**Task details**
Check each line of the records below and collect those that include the word "light".

**Working data**
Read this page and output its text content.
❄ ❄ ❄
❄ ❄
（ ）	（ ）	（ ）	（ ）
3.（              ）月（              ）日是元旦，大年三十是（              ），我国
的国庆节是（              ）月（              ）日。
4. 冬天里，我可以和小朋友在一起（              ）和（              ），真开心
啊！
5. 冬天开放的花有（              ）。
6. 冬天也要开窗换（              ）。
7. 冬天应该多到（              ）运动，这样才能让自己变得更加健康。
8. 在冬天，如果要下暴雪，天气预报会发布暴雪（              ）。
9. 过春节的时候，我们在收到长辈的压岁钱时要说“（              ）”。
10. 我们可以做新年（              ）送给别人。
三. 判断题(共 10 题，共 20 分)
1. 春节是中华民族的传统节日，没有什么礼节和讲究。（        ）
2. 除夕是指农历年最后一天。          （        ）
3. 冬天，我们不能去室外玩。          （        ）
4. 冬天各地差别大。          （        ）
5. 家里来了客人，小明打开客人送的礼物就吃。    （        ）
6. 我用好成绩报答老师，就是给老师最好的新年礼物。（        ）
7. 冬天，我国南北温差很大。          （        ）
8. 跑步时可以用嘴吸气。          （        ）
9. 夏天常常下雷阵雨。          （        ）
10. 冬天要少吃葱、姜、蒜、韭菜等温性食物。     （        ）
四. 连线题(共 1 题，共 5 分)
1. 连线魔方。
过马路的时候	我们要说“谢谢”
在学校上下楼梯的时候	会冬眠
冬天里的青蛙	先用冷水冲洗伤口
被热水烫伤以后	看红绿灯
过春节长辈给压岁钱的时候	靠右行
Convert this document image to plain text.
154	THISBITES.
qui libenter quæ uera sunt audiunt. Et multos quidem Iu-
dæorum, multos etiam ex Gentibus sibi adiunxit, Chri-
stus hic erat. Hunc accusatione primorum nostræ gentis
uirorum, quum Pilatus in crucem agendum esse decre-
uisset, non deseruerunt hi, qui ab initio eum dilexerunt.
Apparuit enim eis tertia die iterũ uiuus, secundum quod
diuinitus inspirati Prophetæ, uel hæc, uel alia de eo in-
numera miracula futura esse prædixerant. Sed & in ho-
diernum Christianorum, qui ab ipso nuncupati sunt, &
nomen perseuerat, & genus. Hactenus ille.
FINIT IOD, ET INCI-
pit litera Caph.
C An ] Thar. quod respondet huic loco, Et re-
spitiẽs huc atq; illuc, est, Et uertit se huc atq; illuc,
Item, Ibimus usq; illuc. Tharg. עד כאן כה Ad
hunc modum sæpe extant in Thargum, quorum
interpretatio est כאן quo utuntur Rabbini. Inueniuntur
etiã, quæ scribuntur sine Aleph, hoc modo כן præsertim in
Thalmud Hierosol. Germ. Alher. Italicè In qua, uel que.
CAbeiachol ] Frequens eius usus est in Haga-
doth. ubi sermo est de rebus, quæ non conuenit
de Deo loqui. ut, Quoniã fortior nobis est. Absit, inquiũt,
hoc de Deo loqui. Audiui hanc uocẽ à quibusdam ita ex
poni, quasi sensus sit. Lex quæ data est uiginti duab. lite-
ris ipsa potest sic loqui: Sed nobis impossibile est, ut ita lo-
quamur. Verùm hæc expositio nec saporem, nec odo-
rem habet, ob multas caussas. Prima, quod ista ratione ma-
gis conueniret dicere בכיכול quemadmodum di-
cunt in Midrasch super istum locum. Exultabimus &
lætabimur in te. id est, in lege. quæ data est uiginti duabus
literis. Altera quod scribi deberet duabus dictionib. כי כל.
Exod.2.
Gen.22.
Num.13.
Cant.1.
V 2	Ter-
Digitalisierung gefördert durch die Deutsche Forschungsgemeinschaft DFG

* * *

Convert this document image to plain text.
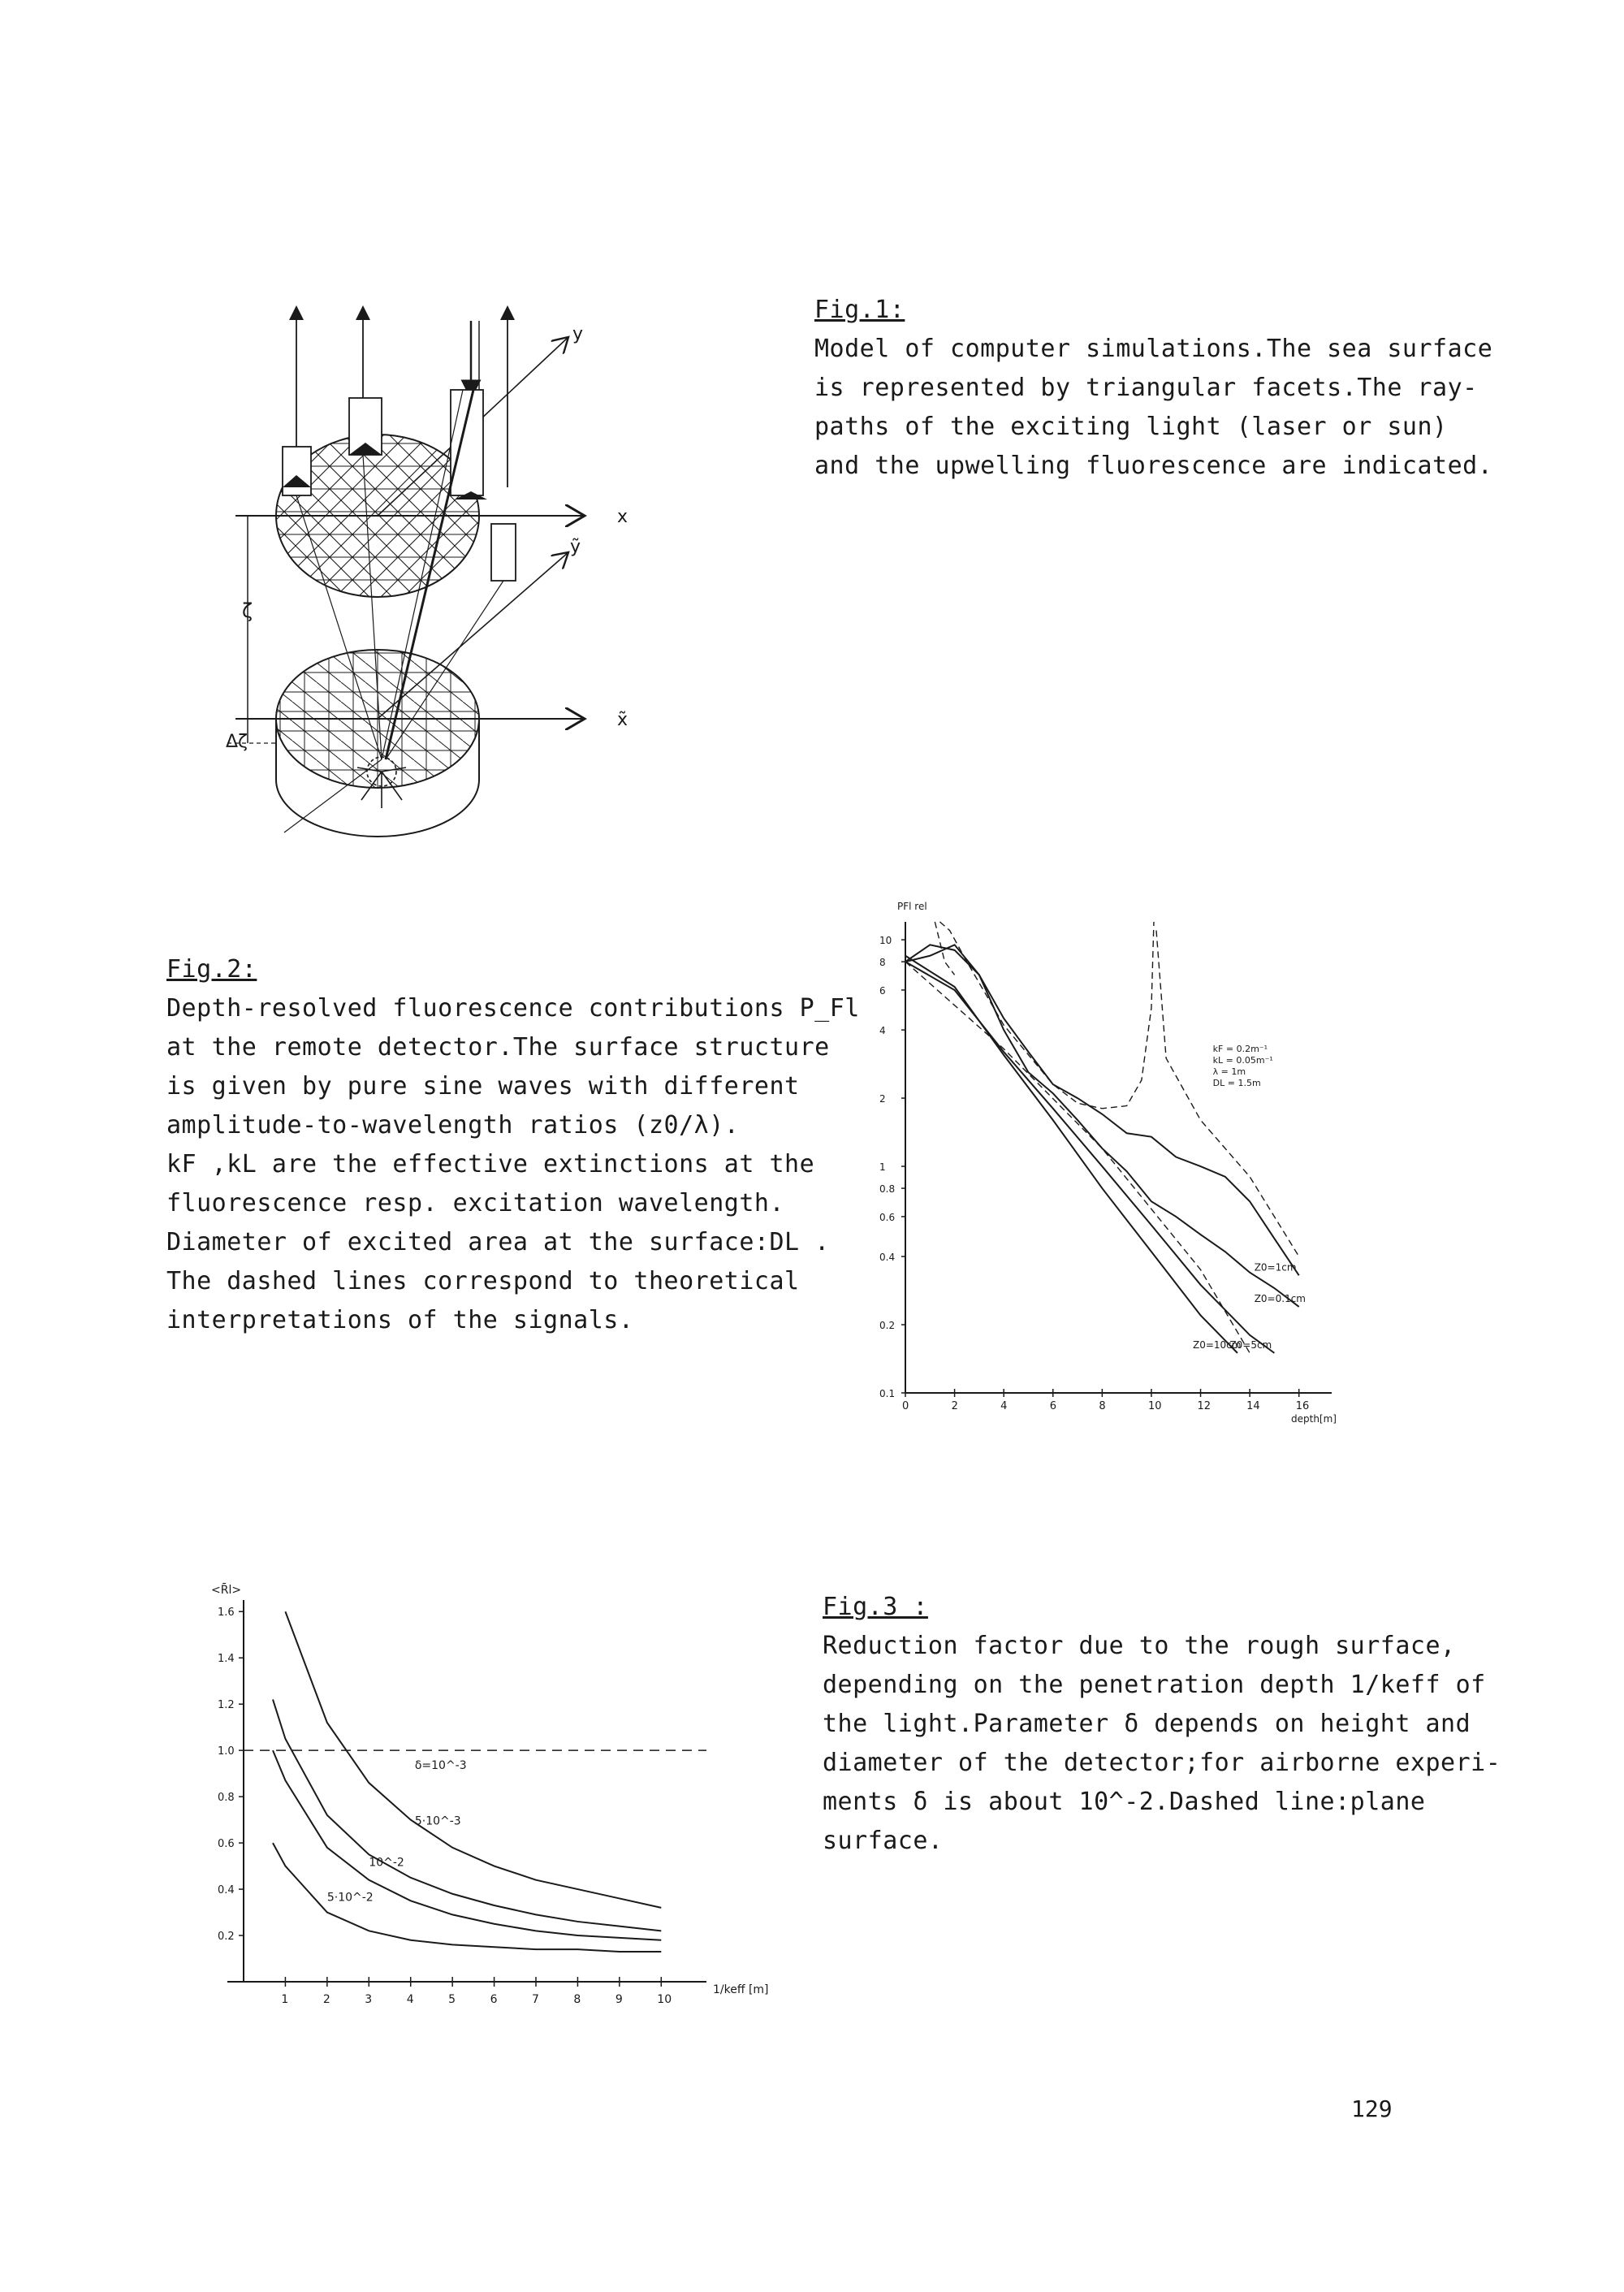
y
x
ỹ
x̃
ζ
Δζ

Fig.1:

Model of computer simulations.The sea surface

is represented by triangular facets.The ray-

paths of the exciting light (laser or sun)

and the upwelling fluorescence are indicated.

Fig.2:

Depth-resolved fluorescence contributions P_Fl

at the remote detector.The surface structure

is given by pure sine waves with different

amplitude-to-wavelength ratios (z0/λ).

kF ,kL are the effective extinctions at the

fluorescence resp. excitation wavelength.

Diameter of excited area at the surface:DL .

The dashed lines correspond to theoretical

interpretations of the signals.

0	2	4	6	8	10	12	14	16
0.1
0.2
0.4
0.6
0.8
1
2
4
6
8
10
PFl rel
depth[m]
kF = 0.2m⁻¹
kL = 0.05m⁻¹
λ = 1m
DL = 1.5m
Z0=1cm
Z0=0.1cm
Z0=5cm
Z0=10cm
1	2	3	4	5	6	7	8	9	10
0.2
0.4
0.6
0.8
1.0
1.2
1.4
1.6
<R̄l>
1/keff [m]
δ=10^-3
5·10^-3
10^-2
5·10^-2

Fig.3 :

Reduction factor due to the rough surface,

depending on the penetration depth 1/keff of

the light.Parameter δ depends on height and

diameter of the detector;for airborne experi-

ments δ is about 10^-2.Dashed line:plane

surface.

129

**Correct output**
paths of the exciting light (laser or sun)
the light.Parameter δ depends on height and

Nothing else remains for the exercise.